● Exercise instructions
Copy every line of the listing below word for word, changing nothing.

● Excerpt from a dataset
* START *
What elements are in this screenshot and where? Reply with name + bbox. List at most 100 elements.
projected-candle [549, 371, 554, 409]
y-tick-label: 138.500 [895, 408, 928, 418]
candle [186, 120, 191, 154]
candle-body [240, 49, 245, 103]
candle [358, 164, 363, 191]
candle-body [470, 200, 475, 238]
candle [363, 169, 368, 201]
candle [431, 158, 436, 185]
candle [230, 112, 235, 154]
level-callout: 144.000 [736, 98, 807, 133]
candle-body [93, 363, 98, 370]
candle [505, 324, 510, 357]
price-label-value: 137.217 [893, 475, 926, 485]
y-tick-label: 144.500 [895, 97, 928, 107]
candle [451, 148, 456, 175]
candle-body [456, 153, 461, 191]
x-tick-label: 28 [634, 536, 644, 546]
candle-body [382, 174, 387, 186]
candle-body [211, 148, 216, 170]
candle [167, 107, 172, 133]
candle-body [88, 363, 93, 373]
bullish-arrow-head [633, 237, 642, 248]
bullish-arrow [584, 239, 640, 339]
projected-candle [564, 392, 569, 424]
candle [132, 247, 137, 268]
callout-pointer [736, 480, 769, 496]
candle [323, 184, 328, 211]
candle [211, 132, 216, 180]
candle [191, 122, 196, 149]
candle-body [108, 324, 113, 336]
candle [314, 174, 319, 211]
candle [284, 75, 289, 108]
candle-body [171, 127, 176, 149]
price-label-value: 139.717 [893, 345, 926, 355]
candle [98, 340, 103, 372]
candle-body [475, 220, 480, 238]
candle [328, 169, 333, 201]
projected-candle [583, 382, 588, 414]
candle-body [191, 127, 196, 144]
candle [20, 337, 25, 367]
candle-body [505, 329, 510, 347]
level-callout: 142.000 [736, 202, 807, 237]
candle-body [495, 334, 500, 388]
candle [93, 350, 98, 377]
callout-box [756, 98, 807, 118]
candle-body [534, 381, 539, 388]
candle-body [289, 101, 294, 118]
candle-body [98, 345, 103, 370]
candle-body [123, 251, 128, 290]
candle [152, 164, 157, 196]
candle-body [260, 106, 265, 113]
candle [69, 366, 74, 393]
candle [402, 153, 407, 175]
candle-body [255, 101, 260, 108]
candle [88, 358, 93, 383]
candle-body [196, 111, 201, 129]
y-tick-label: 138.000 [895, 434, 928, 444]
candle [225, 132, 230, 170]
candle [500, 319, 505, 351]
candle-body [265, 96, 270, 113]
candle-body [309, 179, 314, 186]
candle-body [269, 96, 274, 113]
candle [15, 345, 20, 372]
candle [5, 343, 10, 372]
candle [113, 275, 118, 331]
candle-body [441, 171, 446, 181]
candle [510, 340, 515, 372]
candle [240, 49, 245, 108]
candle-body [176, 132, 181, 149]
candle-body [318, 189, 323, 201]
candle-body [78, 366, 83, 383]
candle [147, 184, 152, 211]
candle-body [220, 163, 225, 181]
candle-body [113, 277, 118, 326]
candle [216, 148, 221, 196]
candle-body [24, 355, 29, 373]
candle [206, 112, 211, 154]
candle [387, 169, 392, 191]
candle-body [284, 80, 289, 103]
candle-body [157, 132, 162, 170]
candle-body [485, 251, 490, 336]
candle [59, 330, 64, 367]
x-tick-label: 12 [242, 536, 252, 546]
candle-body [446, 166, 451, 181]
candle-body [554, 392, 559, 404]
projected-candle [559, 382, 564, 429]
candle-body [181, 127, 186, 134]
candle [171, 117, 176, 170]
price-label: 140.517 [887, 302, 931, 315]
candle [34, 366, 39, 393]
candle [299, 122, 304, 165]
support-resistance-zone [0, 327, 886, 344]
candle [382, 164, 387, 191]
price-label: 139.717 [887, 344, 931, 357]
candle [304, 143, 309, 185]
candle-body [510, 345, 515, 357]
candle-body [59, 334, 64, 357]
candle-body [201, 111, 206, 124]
* END *
● Result
What elements are in this screenshot and where? Reply with name + bbox. List at most 100 elements.
projected-candle [549, 371, 554, 409]
y-tick-label: 138.500 [895, 408, 928, 418]
candle [186, 120, 191, 154]
candle-body [240, 49, 245, 103]
candle [358, 164, 363, 191]
candle-body [470, 200, 475, 238]
candle [363, 169, 368, 201]
candle [431, 158, 436, 185]
candle [230, 112, 235, 154]
level-callout: 144.000 [736, 98, 807, 133]
candle-body [93, 363, 98, 370]
candle [505, 324, 510, 357]
price-label-value: 137.217 [893, 475, 926, 485]
y-tick-label: 144.500 [895, 97, 928, 107]
candle [451, 148, 456, 175]
candle-body [456, 153, 461, 191]
x-tick-label: 28 [634, 536, 644, 546]
candle-body [382, 174, 387, 186]
candle-body [211, 148, 216, 170]
candle [167, 107, 172, 133]
candle-body [88, 363, 93, 373]
bullish-arrow-head [633, 237, 642, 248]
bullish-arrow [584, 239, 640, 339]
projected-candle [564, 392, 569, 424]
candle [132, 247, 137, 268]
callout-pointer [736, 480, 769, 496]
candle [323, 184, 328, 211]
candle [211, 132, 216, 180]
candle [191, 122, 196, 149]
candle-body [108, 324, 113, 336]
candle [314, 174, 319, 211]
candle [284, 75, 289, 108]
candle-body [171, 127, 176, 149]
price-label-value: 139.717 [893, 345, 926, 355]
candle [98, 340, 103, 372]
candle-body [475, 220, 480, 238]
candle [328, 169, 333, 201]
projected-candle [583, 382, 588, 414]
candle-body [191, 127, 196, 144]
candle [20, 337, 25, 367]
candle-body [505, 329, 510, 347]
level-callout: 142.000 [736, 202, 807, 237]
candle-body [495, 334, 500, 388]
candle [93, 350, 98, 377]
callout-box [756, 98, 807, 118]
candle-body [534, 381, 539, 388]
candle-body [289, 101, 294, 118]
candle-body [98, 345, 103, 370]
candle-body [123, 251, 128, 290]
candle [152, 164, 157, 196]
candle-body [260, 106, 265, 113]
candle [69, 366, 74, 393]
candle [402, 153, 407, 175]
candle-body [255, 101, 260, 108]
candle [88, 358, 93, 383]
candle-body [196, 111, 201, 129]
y-tick-label: 138.000 [895, 434, 928, 444]
candle [225, 132, 230, 170]
candle [500, 319, 505, 351]
candle-body [265, 96, 270, 113]
candle-body [309, 179, 314, 186]
candle-body [269, 96, 274, 113]
candle [15, 345, 20, 372]
candle [5, 343, 10, 372]
candle [113, 275, 118, 331]
candle-body [441, 171, 446, 181]
candle [510, 340, 515, 372]
candle [240, 49, 245, 108]
candle-body [176, 132, 181, 149]
candle-body [318, 189, 323, 201]
candle-body [78, 366, 83, 383]
candle [147, 184, 152, 211]
candle-body [220, 163, 225, 181]
candle-body [113, 277, 118, 326]
candle [216, 148, 221, 196]
candle-body [24, 355, 29, 373]
candle [206, 112, 211, 154]
candle [387, 169, 392, 191]
candle-body [284, 80, 289, 103]
candle-body [157, 132, 162, 170]
candle-body [485, 251, 490, 336]
candle [59, 330, 64, 367]
x-tick-label: 12 [242, 536, 252, 546]
candle-body [446, 166, 451, 181]
candle-body [554, 392, 559, 404]
projected-candle [559, 382, 564, 429]
candle-body [181, 127, 186, 134]
candle [171, 117, 176, 170]
price-label: 140.517 [887, 302, 931, 315]
candle [34, 366, 39, 393]
candle [299, 122, 304, 165]
support-resistance-zone [0, 327, 886, 344]
candle [382, 164, 387, 191]
price-label: 139.717 [887, 344, 931, 357]
candle [304, 143, 309, 185]
candle-body [510, 345, 515, 357]
candle-body [59, 334, 64, 357]
candle-body [201, 111, 206, 124]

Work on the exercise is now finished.